GIVEN TASK ->
Copy each line that holds "states".

^^^^^^^^^^^^^^^^

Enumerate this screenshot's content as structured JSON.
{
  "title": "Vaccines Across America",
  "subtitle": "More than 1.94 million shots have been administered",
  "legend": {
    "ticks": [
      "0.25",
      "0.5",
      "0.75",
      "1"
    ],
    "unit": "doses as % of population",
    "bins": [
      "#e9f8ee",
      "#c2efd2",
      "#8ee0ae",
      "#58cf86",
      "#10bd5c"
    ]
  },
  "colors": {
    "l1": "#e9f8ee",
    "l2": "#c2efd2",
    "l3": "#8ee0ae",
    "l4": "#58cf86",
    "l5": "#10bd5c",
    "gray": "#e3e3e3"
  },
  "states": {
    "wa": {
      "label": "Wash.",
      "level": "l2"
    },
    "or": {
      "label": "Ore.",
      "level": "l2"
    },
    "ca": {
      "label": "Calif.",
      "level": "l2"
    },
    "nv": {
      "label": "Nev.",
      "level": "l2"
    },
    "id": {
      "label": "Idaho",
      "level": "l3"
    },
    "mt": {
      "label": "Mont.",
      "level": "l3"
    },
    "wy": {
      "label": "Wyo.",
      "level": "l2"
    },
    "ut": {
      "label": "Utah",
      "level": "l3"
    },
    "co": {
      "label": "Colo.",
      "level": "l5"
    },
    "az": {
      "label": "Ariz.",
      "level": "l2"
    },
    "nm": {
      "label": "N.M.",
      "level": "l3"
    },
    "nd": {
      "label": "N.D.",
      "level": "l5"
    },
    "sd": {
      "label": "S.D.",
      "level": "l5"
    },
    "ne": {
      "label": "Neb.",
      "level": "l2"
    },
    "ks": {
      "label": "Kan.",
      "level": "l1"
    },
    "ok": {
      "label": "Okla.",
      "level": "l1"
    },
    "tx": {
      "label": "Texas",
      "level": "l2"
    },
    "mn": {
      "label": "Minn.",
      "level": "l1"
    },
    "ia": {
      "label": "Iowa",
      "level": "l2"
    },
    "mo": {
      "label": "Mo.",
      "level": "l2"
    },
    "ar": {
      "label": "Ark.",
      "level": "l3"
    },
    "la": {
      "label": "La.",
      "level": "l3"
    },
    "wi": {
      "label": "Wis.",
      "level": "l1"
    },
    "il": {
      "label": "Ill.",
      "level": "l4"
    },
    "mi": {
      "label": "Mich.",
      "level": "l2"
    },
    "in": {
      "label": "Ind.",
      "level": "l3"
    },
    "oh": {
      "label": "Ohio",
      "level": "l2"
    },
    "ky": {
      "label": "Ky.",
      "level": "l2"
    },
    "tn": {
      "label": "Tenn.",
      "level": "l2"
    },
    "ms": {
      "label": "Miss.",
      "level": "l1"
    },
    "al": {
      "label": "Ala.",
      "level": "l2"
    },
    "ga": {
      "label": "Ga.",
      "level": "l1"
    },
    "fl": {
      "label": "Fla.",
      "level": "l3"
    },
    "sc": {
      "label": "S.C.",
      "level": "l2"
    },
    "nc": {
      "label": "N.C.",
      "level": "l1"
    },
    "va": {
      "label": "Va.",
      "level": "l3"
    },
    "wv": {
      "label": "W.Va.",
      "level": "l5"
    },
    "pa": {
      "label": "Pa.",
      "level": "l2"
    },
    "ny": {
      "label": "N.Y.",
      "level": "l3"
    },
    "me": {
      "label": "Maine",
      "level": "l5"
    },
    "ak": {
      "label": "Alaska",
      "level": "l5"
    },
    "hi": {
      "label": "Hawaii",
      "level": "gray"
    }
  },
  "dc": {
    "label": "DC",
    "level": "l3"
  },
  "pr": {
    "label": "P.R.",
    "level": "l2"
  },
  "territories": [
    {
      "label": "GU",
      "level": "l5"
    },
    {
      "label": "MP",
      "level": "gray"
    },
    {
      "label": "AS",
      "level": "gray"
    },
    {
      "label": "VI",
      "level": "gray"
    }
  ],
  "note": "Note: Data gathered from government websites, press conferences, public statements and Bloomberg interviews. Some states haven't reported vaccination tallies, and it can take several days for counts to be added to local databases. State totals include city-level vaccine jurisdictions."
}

^^^^^^^^^^^^^^^^

EXERCISE SOLUTION ->
  "states": {
  "note": "Note: Data gathered from government websites, press conferences, public statements and Bloomberg interviews. Some states haven't reported vaccination tallies, and it can take several days for counts to be added to local databases. State totals include city-level vaccine jurisdictions."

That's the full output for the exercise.